• [Problem requirements]: Using the listing below, extract each line that has the word "name" in it.

Recorded data:
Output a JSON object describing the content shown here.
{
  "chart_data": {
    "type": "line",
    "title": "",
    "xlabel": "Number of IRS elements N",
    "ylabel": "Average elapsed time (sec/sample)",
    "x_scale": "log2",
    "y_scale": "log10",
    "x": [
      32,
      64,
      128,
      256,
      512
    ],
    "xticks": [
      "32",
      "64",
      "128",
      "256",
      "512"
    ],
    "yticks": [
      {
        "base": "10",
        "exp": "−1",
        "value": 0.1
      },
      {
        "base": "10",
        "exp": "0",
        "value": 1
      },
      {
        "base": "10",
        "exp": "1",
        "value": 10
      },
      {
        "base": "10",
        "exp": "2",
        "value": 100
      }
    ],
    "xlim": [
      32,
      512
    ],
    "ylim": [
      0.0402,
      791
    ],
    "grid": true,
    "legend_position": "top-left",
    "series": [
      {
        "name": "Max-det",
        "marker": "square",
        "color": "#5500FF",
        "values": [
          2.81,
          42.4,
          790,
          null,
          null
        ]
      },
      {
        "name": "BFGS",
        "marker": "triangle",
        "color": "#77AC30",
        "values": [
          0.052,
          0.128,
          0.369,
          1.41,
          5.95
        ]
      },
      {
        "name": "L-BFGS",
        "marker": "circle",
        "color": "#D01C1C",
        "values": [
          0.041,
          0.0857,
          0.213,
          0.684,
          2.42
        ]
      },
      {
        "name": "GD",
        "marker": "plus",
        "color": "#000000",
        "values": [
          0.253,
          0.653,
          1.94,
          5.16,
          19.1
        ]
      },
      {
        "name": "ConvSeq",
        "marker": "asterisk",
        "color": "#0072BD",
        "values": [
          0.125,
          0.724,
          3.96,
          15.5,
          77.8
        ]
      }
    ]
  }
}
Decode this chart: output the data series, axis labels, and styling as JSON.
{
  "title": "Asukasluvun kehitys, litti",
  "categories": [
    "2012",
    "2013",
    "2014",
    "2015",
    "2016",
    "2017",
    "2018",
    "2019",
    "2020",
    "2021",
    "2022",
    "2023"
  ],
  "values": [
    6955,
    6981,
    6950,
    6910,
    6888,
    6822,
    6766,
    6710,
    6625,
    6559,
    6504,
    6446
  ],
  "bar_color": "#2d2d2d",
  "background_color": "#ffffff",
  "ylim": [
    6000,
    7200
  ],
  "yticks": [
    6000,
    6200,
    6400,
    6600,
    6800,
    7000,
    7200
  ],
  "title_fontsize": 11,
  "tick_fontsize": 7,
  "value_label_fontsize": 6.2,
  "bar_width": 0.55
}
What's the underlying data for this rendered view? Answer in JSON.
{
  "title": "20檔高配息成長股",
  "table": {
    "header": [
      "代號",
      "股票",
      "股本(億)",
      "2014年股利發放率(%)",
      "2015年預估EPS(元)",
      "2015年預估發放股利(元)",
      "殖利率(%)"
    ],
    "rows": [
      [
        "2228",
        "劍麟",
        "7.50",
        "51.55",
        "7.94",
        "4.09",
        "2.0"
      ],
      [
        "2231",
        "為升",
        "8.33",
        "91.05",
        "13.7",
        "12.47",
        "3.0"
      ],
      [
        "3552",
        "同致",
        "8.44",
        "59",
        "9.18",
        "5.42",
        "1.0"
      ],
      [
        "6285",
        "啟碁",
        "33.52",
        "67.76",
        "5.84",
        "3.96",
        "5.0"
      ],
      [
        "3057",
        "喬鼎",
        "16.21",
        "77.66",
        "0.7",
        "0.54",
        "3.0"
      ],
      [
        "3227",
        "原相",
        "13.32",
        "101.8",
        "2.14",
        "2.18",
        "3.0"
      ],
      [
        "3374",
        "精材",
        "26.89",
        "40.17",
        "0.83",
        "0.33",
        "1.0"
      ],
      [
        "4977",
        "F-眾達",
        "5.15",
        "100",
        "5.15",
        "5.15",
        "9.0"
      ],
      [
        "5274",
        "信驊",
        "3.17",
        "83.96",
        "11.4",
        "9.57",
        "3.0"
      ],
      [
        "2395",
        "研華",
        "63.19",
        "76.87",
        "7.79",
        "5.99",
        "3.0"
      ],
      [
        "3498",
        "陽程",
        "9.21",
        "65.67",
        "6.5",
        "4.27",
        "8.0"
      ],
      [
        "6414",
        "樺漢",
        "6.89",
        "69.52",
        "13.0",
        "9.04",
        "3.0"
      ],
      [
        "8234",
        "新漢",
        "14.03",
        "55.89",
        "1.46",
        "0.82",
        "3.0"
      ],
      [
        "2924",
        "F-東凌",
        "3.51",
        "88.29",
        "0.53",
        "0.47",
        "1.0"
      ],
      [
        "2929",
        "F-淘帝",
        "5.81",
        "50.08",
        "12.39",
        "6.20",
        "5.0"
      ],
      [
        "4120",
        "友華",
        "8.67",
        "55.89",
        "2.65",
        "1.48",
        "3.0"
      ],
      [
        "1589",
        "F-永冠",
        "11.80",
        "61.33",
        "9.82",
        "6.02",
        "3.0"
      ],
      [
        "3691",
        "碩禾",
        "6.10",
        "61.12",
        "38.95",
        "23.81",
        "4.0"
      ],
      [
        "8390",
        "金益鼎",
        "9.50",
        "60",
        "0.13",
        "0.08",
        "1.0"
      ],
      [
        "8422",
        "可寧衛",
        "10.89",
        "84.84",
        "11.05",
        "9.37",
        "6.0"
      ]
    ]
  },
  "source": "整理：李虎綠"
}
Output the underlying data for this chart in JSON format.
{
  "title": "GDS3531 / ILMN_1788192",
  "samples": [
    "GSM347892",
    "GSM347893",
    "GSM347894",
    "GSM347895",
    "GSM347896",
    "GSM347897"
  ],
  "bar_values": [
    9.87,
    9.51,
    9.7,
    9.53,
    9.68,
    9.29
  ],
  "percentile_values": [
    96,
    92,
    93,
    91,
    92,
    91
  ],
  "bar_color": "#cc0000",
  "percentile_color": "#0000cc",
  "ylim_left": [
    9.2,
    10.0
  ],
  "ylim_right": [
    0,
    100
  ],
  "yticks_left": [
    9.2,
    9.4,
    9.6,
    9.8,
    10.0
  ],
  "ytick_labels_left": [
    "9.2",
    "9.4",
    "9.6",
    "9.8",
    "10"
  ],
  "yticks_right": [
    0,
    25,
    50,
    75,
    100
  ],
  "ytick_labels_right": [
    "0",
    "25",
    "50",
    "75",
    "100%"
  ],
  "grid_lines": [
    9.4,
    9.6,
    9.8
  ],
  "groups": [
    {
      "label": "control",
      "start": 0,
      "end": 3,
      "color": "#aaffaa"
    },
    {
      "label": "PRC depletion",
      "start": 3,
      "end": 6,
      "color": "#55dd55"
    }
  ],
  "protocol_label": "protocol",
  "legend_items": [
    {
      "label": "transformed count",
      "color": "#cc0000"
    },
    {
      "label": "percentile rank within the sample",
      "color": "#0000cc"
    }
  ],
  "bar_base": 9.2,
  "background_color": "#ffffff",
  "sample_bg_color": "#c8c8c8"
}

• [Correct response]:
        "name": "Max-det",
        "name": "BFGS",
        "name": "L-BFGS",
        "name": "GD",
        "name": "ConvSeq",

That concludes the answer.